##### Stored rows
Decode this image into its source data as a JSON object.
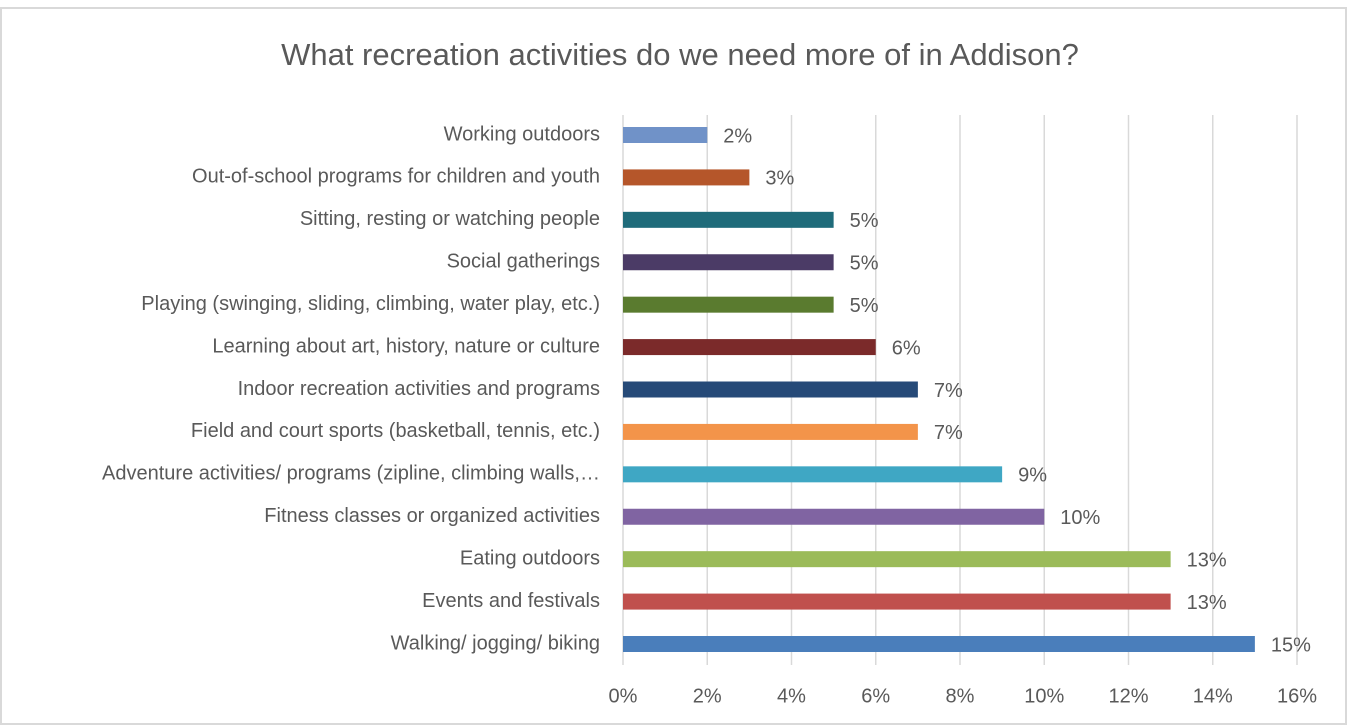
{
  "chart_data": {
    "type": "bar",
    "orientation": "horizontal",
    "title": "What recreation activities do we need more of in Addison?",
    "categories": [
      "Working outdoors",
      "Out-of-school programs for children and youth",
      "Sitting, resting or watching people",
      "Social gatherings",
      "Playing (swinging, sliding, climbing, water play, etc.)",
      "Learning about art, history, nature or culture",
      "Indoor recreation activities and programs",
      "Field and court sports (basketball, tennis, etc.)",
      "Adventure activities/ programs (zipline, climbing walls,…",
      "Fitness classes or organized activities",
      "Eating outdoors",
      "Events and festivals",
      "Walking/ jogging/ biking"
    ],
    "values": [
      2,
      3,
      5,
      5,
      5,
      6,
      7,
      7,
      9,
      10,
      13,
      13,
      15
    ],
    "value_labels": [
      "2%",
      "3%",
      "5%",
      "5%",
      "5%",
      "6%",
      "7%",
      "7%",
      "9%",
      "10%",
      "13%",
      "13%",
      "15%"
    ],
    "colors": [
      "#7092c8",
      "#b5562a",
      "#1f6b7a",
      "#4b3b66",
      "#5a7b2f",
      "#7b2a2a",
      "#264a78",
      "#f3944a",
      "#3fa7c4",
      "#8064a2",
      "#9bbb59",
      "#c0504d",
      "#4a7ebb"
    ],
    "xlim": [
      0,
      16
    ],
    "xticks": [
      {
        "value": 0,
        "label": "0%"
      },
      {
        "value": 2,
        "label": "2%"
      },
      {
        "value": 4,
        "label": "4%"
      },
      {
        "value": 6,
        "label": "6%"
      },
      {
        "value": 8,
        "label": "8%"
      },
      {
        "value": 10,
        "label": "10%"
      },
      {
        "value": 12,
        "label": "12%"
      },
      {
        "value": 14,
        "label": "14%"
      },
      {
        "value": 16,
        "label": "16%"
      }
    ],
    "grid": true
  }
}
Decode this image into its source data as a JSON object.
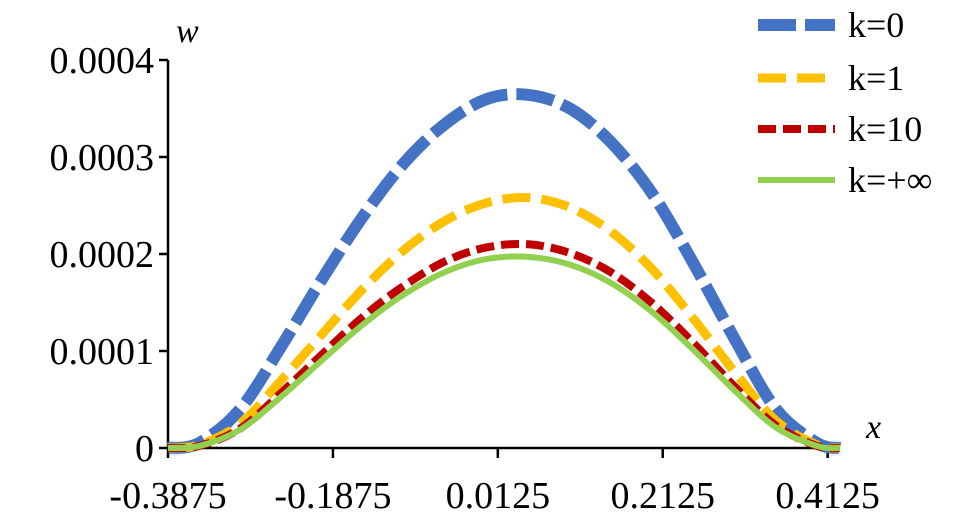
{
  "chart_data": {
    "type": "line",
    "xlabel": "x",
    "ylabel": "w",
    "xlim": [
      -0.3875,
      0.4275
    ],
    "ylim": [
      0,
      0.0004
    ],
    "x_ticks": [
      -0.3875,
      -0.1875,
      0.0125,
      0.2125,
      0.4125
    ],
    "x_tick_labels": [
      "-0.3875",
      "-0.1875",
      "0.0125",
      "0.2125",
      "0.4125"
    ],
    "y_ticks": [
      0,
      0.0001,
      0.0002,
      0.0003,
      0.0004
    ],
    "y_tick_labels": [
      "0",
      "0.0001",
      "0.0002",
      "0.0003",
      "0.0004"
    ],
    "grid": false,
    "legend_position": "top-right",
    "series": [
      {
        "name": "k=0",
        "color": "#4472c4",
        "style": "long-dash",
        "x": [
          -0.3875,
          -0.35,
          -0.3,
          -0.25,
          -0.2,
          -0.15,
          -0.1,
          -0.05,
          0,
          0.05,
          0.1,
          0.15,
          0.2,
          0.25,
          0.3,
          0.35,
          0.4,
          0.4275
        ],
        "y": [
          0,
          5e-06,
          4e-05,
          0.000105,
          0.000175,
          0.00024,
          0.000295,
          0.000335,
          0.00036,
          0.000364,
          0.00035,
          0.000315,
          0.000262,
          0.00019,
          0.000112,
          4e-05,
          5e-06,
          0
        ]
      },
      {
        "name": "k=1",
        "color": "#ffc000",
        "style": "dash",
        "x": [
          -0.3875,
          -0.35,
          -0.3,
          -0.25,
          -0.2,
          -0.15,
          -0.1,
          -0.05,
          0,
          0.05,
          0.1,
          0.15,
          0.2,
          0.25,
          0.3,
          0.35,
          0.4,
          0.4275
        ],
        "y": [
          0,
          3e-06,
          2.5e-05,
          7e-05,
          0.000118,
          0.000165,
          0.000205,
          0.000235,
          0.000253,
          0.000258,
          0.000248,
          0.000223,
          0.000184,
          0.000133,
          7.8e-05,
          2.8e-05,
          3e-06,
          0
        ]
      },
      {
        "name": "k=10",
        "color": "#c00000",
        "style": "short-dash",
        "x": [
          -0.3875,
          -0.35,
          -0.3,
          -0.25,
          -0.2,
          -0.15,
          -0.1,
          -0.05,
          0,
          0.05,
          0.1,
          0.15,
          0.2,
          0.25,
          0.3,
          0.35,
          0.4,
          0.4275
        ],
        "y": [
          0,
          2e-06,
          2e-05,
          5.7e-05,
          9.7e-05,
          0.000136,
          0.000168,
          0.000193,
          0.000207,
          0.00021,
          0.000201,
          0.000181,
          0.000149,
          0.000108,
          6.3e-05,
          2.3e-05,
          2e-06,
          0
        ]
      },
      {
        "name": "k=+∞",
        "color": "#92d050",
        "style": "solid",
        "x": [
          -0.3875,
          -0.35,
          -0.3,
          -0.25,
          -0.2,
          -0.15,
          -0.1,
          -0.05,
          0,
          0.05,
          0.1,
          0.15,
          0.2,
          0.25,
          0.3,
          0.35,
          0.4,
          0.4275
        ],
        "y": [
          0,
          2e-06,
          1.9e-05,
          5.3e-05,
          9.1e-05,
          0.000128,
          0.000159,
          0.000182,
          0.000195,
          0.000197,
          0.000189,
          0.00017,
          0.00014,
          0.000101,
          5.9e-05,
          2.1e-05,
          2e-06,
          0
        ]
      }
    ]
  }
}
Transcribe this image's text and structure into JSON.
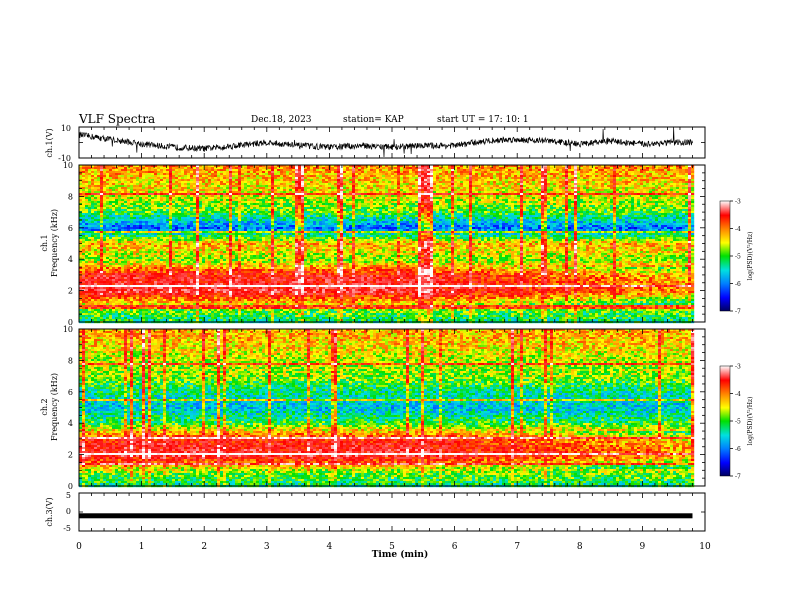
##########
Each line in the data that holds the string "recreation" should be found and copied.

__Solution to the problem__:
    "title": "What recreation activities do we need more of in Addison?",
      "Indoor recreation activities and programs",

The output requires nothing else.